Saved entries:

>>>>

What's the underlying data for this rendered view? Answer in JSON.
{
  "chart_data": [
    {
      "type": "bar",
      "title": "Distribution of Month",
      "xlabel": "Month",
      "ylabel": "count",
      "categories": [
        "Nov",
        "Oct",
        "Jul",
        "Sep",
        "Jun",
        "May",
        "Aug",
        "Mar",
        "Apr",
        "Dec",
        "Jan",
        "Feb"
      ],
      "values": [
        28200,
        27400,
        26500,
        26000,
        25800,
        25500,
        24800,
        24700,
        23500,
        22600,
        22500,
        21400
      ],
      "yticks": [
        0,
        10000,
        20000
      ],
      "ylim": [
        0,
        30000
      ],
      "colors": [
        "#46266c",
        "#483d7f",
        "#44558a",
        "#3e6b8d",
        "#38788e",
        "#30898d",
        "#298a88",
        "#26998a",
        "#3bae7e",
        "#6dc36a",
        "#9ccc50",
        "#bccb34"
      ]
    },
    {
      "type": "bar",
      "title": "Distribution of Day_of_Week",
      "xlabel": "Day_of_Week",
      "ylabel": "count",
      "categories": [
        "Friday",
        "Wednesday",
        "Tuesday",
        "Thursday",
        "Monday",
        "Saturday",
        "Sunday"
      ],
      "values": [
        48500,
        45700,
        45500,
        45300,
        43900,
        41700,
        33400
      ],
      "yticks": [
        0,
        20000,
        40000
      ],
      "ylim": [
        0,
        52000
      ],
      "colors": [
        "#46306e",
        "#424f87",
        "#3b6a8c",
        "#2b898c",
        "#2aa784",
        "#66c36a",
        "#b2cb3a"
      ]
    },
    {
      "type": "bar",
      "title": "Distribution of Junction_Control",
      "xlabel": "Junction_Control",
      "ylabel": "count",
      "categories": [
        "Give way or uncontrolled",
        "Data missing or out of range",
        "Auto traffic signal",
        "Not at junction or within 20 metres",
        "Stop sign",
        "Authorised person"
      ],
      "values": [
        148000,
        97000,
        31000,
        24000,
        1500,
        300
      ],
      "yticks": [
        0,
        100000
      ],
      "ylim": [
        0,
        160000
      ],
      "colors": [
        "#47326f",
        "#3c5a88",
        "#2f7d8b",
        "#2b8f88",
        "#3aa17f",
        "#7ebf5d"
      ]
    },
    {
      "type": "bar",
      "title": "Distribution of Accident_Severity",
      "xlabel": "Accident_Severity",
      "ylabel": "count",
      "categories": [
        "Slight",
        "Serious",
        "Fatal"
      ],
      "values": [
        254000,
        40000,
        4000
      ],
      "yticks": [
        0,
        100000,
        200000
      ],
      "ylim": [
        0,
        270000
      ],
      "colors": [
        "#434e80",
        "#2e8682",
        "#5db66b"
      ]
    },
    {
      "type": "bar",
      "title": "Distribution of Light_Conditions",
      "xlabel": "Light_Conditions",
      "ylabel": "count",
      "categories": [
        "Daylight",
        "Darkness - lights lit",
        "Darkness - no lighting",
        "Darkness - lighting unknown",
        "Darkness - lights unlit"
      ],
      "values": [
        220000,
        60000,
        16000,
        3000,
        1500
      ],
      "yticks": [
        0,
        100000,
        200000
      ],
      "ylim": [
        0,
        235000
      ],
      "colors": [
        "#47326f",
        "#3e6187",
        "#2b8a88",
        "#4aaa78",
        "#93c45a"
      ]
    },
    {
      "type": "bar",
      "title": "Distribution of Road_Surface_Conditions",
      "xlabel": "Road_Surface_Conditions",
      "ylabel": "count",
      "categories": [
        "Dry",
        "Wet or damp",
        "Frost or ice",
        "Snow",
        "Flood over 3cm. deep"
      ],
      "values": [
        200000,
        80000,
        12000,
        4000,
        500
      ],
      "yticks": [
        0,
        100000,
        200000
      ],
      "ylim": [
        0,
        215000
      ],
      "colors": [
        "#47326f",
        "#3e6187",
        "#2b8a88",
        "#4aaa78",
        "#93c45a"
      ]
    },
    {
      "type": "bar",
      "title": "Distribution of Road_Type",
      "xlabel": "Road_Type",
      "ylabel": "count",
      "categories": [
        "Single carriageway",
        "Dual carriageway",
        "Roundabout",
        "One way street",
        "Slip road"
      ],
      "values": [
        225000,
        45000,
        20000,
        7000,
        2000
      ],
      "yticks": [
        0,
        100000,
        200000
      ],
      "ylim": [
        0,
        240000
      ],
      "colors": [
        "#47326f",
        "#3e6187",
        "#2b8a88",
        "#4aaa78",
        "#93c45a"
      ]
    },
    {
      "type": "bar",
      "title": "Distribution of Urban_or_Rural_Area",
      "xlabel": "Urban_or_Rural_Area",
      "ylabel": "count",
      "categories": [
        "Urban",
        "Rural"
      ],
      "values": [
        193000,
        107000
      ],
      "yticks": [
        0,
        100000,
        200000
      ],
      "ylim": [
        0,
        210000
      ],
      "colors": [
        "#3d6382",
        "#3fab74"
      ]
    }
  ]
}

<<<<

- What needs to be done
Quote all the records. Keep every word exact.

- Answer in full
What's the underlying data for this rendered view? Answer in JSON.
{
  "chart_data": [
    {
      "type": "bar",
      "title": "Distribution of Month",
      "xlabel": "Month",
      "ylabel": "count",
      "categories": [
        "Nov",
        "Oct",
        "Jul",
        "Sep",
        "Jun",
        "May",
        "Aug",
        "Mar",
        "Apr",
        "Dec",
        "Jan",
        "Feb"
      ],
      "values": [
        28200,
        27400,
        26500,
        26000,
        25800,
        25500,
        24800,
        24700,
        23500,
        22600,
        22500,
        21400
      ],
      "yticks": [
        0,
        10000,
        20000
      ],
      "ylim": [
        0,
        30000
      ],
      "colors": [
        "#46266c",
        "#483d7f",
        "#44558a",
        "#3e6b8d",
        "#38788e",
        "#30898d",
        "#298a88",
        "#26998a",
        "#3bae7e",
        "#6dc36a",
        "#9ccc50",
        "#bccb34"
      ]
    },
    {
      "type": "bar",
      "title": "Distribution of Day_of_Week",
      "xlabel": "Day_of_Week",
      "ylabel": "count",
      "categories": [
        "Friday",
        "Wednesday",
        "Tuesday",
        "Thursday",
        "Monday",
        "Saturday",
        "Sunday"
      ],
      "values": [
        48500,
        45700,
        45500,
        45300,
        43900,
        41700,
        33400
      ],
      "yticks": [
        0,
        20000,
        40000
      ],
      "ylim": [
        0,
        52000
      ],
      "colors": [
        "#46306e",
        "#424f87",
        "#3b6a8c",
        "#2b898c",
        "#2aa784",
        "#66c36a",
        "#b2cb3a"
      ]
    },
    {
      "type": "bar",
      "title": "Distribution of Junction_Control",
      "xlabel": "Junction_Control",
      "ylabel": "count",
      "categories": [
        "Give way or uncontrolled",
        "Data missing or out of range",
        "Auto traffic signal",
        "Not at junction or within 20 metres",
        "Stop sign",
        "Authorised person"
      ],
      "values": [
        148000,
        97000,
        31000,
        24000,
        1500,
        300
      ],
      "yticks": [
        0,
        100000
      ],
      "ylim": [
        0,
        160000
      ],
      "colors": [
        "#47326f",
        "#3c5a88",
        "#2f7d8b",
        "#2b8f88",
        "#3aa17f",
        "#7ebf5d"
      ]
    },
    {
      "type": "bar",
      "title": "Distribution of Accident_Severity",
      "xlabel": "Accident_Severity",
      "ylabel": "count",
      "categories": [
        "Slight",
        "Serious",
        "Fatal"
      ],
      "values": [
        254000,
        40000,
        4000
      ],
      "yticks": [
        0,
        100000,
        200000
      ],
      "ylim": [
        0,
        270000
      ],
      "colors": [
        "#434e80",
        "#2e8682",
        "#5db66b"
      ]
    },
    {
      "type": "bar",
      "title": "Distribution of Light_Conditions",
      "xlabel": "Light_Conditions",
      "ylabel": "count",
      "categories": [
        "Daylight",
        "Darkness - lights lit",
        "Darkness - no lighting",
        "Darkness - lighting unknown",
        "Darkness - lights unlit"
      ],
      "values": [
        220000,
        60000,
        16000,
        3000,
        1500
      ],
      "yticks": [
        0,
        100000,
        200000
      ],
      "ylim": [
        0,
        235000
      ],
      "colors": [
        "#47326f",
        "#3e6187",
        "#2b8a88",
        "#4aaa78",
        "#93c45a"
      ]
    },
    {
      "type": "bar",
      "title": "Distribution of Road_Surface_Conditions",
      "xlabel": "Road_Surface_Conditions",
      "ylabel": "count",
      "categories": [
        "Dry",
        "Wet or damp",
        "Frost or ice",
        "Snow",
        "Flood over 3cm. deep"
      ],
      "values": [
        200000,
        80000,
        12000,
        4000,
        500
      ],
      "yticks": [
        0,
        100000,
        200000
      ],
      "ylim": [
        0,
        215000
      ],
      "colors": [
        "#47326f",
        "#3e6187",
        "#2b8a88",
        "#4aaa78",
        "#93c45a"
      ]
    },
    {
      "type": "bar",
      "title": "Distribution of Road_Type",
      "xlabel": "Road_Type",
      "ylabel": "count",
      "categories": [
        "Single carriageway",
        "Dual carriageway",
        "Roundabout",
        "One way street",
        "Slip road"
      ],
      "values": [
        225000,
        45000,
        20000,
        7000,
        2000
      ],
      "yticks": [
        0,
        100000,
        200000
      ],
      "ylim": [
        0,
        240000
      ],
      "colors": [
        "#47326f",
        "#3e6187",
        "#2b8a88",
        "#4aaa78",
        "#93c45a"
      ]
    },
    {
      "type": "bar",
      "title": "Distribution of Urban_or_Rural_Area",
      "xlabel": "Urban_or_Rural_Area",
      "ylabel": "count",
      "categories": [
        "Urban",
        "Rural"
      ],
      "values": [
        193000,
        107000
      ],
      "yticks": [
        0,
        100000,
        200000
      ],
      "ylim": [
        0,
        210000
      ],
      "colors": [
        "#3d6382",
        "#3fab74"
      ]
    }
  ]
}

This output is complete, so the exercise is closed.